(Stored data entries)
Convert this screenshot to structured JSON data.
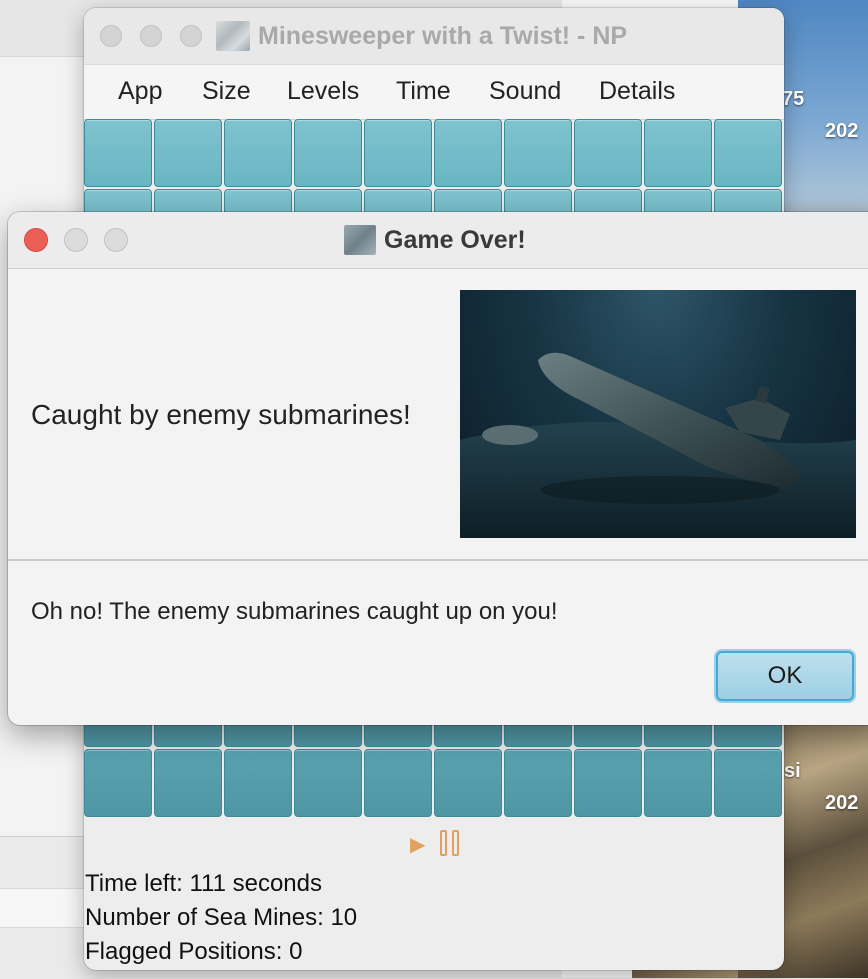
{
  "game_window": {
    "title": "Minesweeper with a Twist! - NP",
    "menu": [
      "App",
      "Size",
      "Levels",
      "Time",
      "Sound",
      "Details"
    ],
    "grid_columns": 10,
    "status": {
      "time_left": "Time left: 111 seconds",
      "sea_mines": "Number of Sea Mines: 10",
      "flagged": "Flagged Positions: 0"
    },
    "icons": [
      "app-icon",
      "play-icon",
      "pause-icon"
    ]
  },
  "dialog": {
    "title": "Game Over!",
    "message": "Caught by enemy submarines!",
    "body": "Oh no! The enemy submarines caught up on you!",
    "ok_label": "OK",
    "image": "sunken-submarine-image"
  },
  "desktop": {
    "labels": [
      "75",
      "202",
      "si",
      "202"
    ]
  },
  "colors": {
    "tile": "#6ab5c3",
    "tile_border": "#3d8a98",
    "control_icon": "#e1a25f",
    "close_red": "#ec5f57",
    "ok_blue": "#4aa6d2"
  }
}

#### Goal:
Copy the records above exactly. The pictures are not part of the copy.

#### Full solution:
Convert this screenshot to structured JSON data.
{
  "game_window": {
    "title": "Minesweeper with a Twist! - NP",
    "menu": [
      "App",
      "Size",
      "Levels",
      "Time",
      "Sound",
      "Details"
    ],
    "grid_columns": 10,
    "status": {
      "time_left": "Time left: 111 seconds",
      "sea_mines": "Number of Sea Mines: 10",
      "flagged": "Flagged Positions: 0"
    },
    "icons": [
      "app-icon",
      "play-icon",
      "pause-icon"
    ]
  },
  "dialog": {
    "title": "Game Over!",
    "message": "Caught by enemy submarines!",
    "body": "Oh no! The enemy submarines caught up on you!",
    "ok_label": "OK",
    "image": "sunken-submarine-image"
  },
  "desktop": {
    "labels": [
      "75",
      "202",
      "si",
      "202"
    ]
  },
  "colors": {
    "tile": "#6ab5c3",
    "tile_border": "#3d8a98",
    "control_icon": "#e1a25f",
    "close_red": "#ec5f57",
    "ok_blue": "#4aa6d2"
  }
}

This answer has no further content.